§ Record set

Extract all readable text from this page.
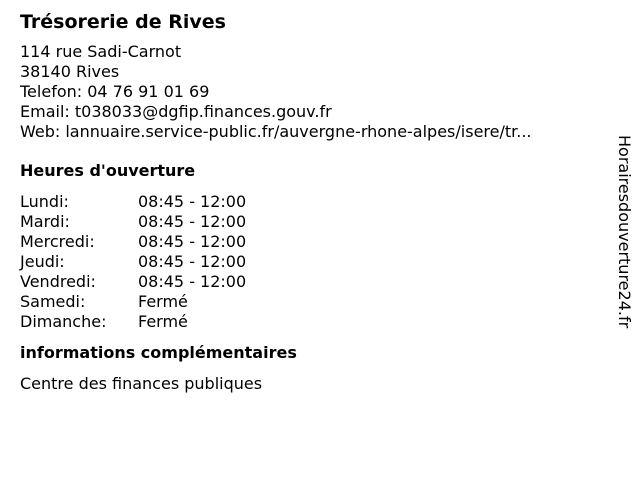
Trésorerie de Rives
114 rue Sadi-Carnot
38140 Rives
Telefon: 04 76 91 01 69
Email: t038033@dgfip.finances.gouv.fr
Web: lannuaire.service-public.fr/auvergne-rhone-alpes/isere/tr...
Heures d'ouverture
Lundi:	08:45 - 12:00
Mardi:	08:45 - 12:00
Mercredi:	08:45 - 12:00
Jeudi:	08:45 - 12:00
Vendredi:	08:45 - 12:00
Samedi:	Fermé
Dimanche:	Fermé
informations complémentaires
Centre des finances publiques
Horairesdouverture24.fr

§ Task prompt
Search the preceding listing for the word "finances" and pull out every line that holds it.

§ Written response
Email: t038033@dgfip.finances.gouv.fr
Centre des finances publiques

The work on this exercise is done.